*What the task requires*
Give every line again exactly as it appears, please, but not the pictures.

*Data for this task*
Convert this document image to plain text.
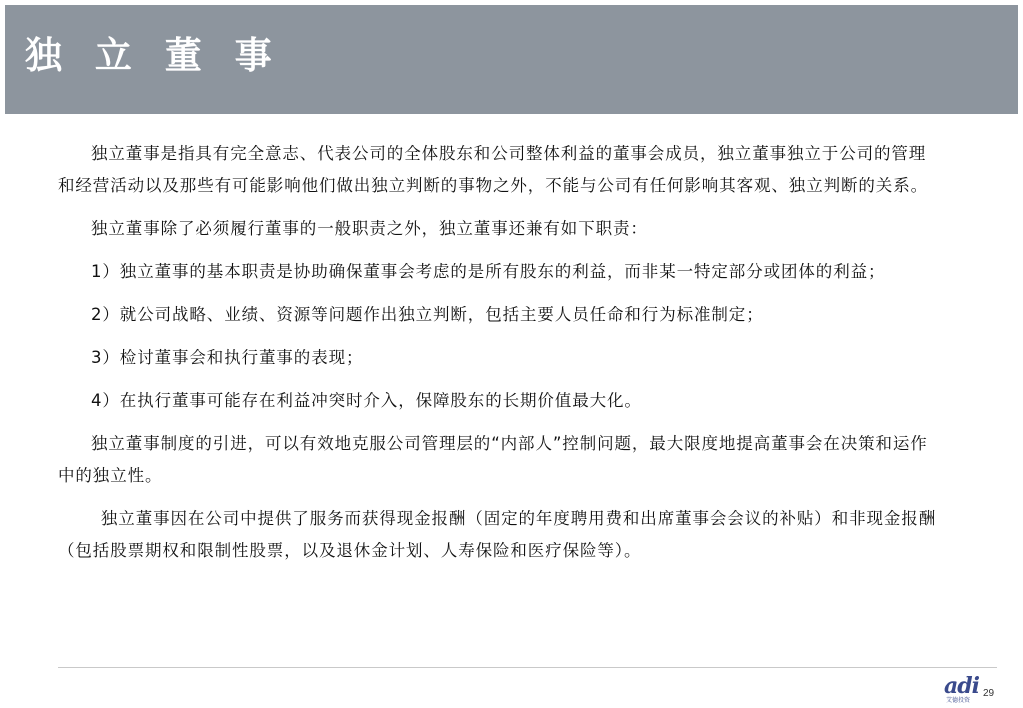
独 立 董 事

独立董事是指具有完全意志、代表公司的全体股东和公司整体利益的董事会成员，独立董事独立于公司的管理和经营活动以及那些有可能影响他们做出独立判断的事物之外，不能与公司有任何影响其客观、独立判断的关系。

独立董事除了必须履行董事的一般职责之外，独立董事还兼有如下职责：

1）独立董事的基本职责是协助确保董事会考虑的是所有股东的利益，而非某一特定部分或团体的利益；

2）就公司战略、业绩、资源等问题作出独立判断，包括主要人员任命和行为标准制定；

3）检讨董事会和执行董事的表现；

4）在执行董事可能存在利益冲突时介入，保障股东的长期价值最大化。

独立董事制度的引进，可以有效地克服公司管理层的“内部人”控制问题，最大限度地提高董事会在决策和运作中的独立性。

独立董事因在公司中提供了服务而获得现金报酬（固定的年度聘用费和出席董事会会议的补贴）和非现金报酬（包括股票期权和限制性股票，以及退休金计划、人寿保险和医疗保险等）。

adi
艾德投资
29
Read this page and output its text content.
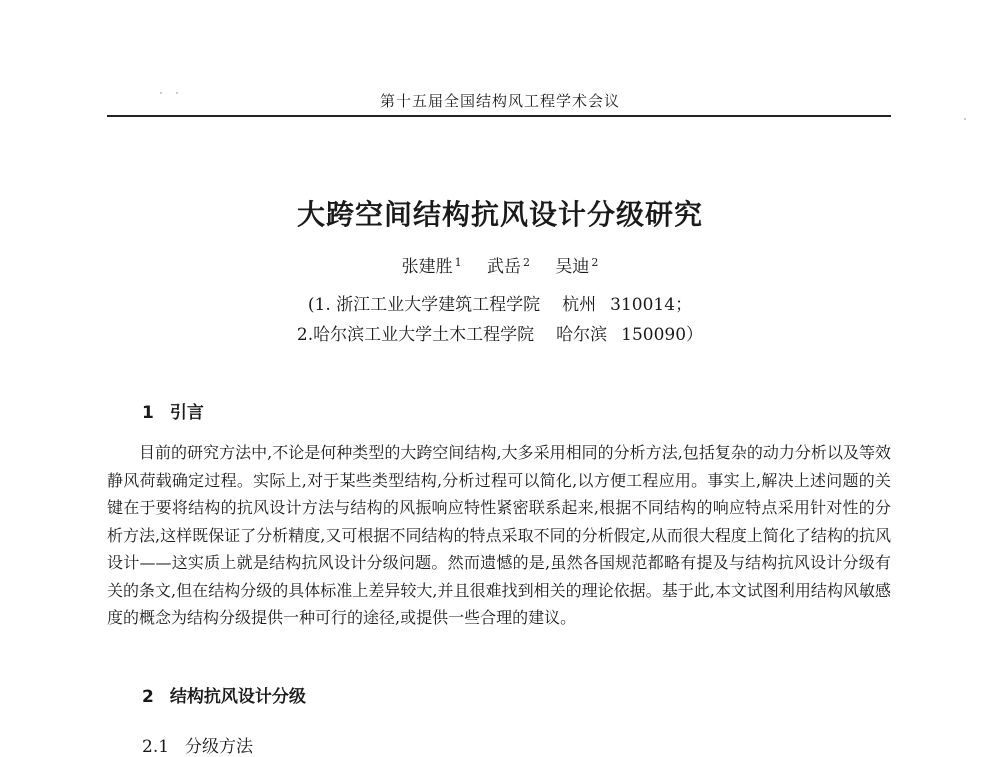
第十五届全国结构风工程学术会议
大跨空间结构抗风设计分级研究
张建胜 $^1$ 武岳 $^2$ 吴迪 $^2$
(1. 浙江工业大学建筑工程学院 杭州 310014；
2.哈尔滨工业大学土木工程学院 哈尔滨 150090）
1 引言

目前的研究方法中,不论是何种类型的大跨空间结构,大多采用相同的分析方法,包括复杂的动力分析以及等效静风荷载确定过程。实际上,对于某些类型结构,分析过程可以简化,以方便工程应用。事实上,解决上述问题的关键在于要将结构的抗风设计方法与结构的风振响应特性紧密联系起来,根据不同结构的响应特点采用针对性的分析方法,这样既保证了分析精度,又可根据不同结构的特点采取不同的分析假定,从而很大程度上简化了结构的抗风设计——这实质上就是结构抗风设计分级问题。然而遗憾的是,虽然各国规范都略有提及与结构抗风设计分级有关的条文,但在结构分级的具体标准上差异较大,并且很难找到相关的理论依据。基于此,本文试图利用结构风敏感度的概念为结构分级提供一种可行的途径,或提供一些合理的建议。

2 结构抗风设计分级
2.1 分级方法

*Full solution*
Convert this document image to plain text.
独 立 董 事

独立董事是指具有完全意志、代表公司的全体股东和公司整体利益的董事会成员，独立董事独立于公司的管理和经营活动以及那些有可能影响他们做出独立判断的事物之外，不能与公司有任何影响其客观、独立判断的关系。

独立董事除了必须履行董事的一般职责之外，独立董事还兼有如下职责：

1）独立董事的基本职责是协助确保董事会考虑的是所有股东的利益，而非某一特定部分或团体的利益；

2）就公司战略、业绩、资源等问题作出独立判断，包括主要人员任命和行为标准制定；

3）检讨董事会和执行董事的表现；

4）在执行董事可能存在利益冲突时介入，保障股东的长期价值最大化。

独立董事制度的引进，可以有效地克服公司管理层的“内部人”控制问题，最大限度地提高董事会在决策和运作中的独立性。

独立董事因在公司中提供了服务而获得现金报酬（固定的年度聘用费和出席董事会会议的补贴）和非现金报酬（包括股票期权和限制性股票，以及退休金计划、人寿保险和医疗保险等）。

adi
艾德投资
29
Read this page and output its text content.
第十五届全国结构风工程学术会议
大跨空间结构抗风设计分级研究
张建胜 $^1$ 武岳 $^2$ 吴迪 $^2$
(1. 浙江工业大学建筑工程学院 杭州 310014；
2.哈尔滨工业大学土木工程学院 哈尔滨 150090）
1 引言

目前的研究方法中,不论是何种类型的大跨空间结构,大多采用相同的分析方法,包括复杂的动力分析以及等效静风荷载确定过程。实际上,对于某些类型结构,分析过程可以简化,以方便工程应用。事实上,解决上述问题的关键在于要将结构的抗风设计方法与结构的风振响应特性紧密联系起来,根据不同结构的响应特点采用针对性的分析方法,这样既保证了分析精度,又可根据不同结构的特点采取不同的分析假定,从而很大程度上简化了结构的抗风设计——这实质上就是结构抗风设计分级问题。然而遗憾的是,虽然各国规范都略有提及与结构抗风设计分级有关的条文,但在结构分级的具体标准上差异较大,并且很难找到相关的理论依据。基于此,本文试图利用结构风敏感度的概念为结构分级提供一种可行的途径,或提供一些合理的建议。

2 结构抗风设计分级
2.1 分级方法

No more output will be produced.